> [PROBLEM TO WORK ON] Locate the word "heading" in the data below, then copy every line that holds it.

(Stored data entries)
..............................
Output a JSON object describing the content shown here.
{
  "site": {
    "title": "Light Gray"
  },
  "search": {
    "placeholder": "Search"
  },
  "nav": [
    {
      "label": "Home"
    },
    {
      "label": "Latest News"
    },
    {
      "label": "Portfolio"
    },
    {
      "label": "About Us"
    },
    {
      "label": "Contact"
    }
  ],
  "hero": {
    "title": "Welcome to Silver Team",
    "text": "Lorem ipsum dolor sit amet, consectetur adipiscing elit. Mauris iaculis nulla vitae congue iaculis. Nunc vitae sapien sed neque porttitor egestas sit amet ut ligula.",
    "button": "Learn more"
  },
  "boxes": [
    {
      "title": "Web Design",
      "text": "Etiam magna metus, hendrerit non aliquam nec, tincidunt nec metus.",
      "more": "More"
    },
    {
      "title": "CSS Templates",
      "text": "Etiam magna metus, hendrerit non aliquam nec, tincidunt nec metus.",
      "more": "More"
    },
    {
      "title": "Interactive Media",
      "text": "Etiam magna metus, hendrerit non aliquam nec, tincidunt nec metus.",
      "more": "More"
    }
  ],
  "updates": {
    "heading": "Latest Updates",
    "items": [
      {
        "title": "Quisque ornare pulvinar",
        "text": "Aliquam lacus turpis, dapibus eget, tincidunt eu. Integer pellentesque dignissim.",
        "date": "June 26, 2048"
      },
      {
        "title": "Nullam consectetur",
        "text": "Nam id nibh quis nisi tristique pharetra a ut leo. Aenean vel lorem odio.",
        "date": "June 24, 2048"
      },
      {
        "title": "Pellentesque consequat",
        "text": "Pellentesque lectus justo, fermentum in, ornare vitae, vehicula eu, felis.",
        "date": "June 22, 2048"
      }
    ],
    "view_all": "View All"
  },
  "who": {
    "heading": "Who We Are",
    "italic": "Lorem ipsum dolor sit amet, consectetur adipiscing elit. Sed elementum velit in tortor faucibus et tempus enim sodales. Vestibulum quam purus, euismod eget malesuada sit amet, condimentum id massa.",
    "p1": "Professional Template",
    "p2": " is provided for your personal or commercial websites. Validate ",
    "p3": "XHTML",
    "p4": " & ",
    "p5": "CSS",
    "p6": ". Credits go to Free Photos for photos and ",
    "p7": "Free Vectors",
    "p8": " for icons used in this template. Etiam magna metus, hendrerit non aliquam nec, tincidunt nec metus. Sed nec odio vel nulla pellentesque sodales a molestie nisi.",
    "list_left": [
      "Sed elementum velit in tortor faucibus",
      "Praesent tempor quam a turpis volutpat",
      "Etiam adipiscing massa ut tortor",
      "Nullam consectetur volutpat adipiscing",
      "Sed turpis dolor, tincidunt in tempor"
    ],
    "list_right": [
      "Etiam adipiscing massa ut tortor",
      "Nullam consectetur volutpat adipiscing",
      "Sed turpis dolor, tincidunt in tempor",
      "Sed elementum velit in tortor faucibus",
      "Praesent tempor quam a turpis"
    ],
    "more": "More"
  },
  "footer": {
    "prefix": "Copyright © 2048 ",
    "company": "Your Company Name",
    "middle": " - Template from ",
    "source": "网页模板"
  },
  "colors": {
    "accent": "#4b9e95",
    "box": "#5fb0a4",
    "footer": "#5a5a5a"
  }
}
..............................
> [OUTPUT FOR THIS TASK]
    "heading": "Latest Updates",
    "heading": "Who We Are",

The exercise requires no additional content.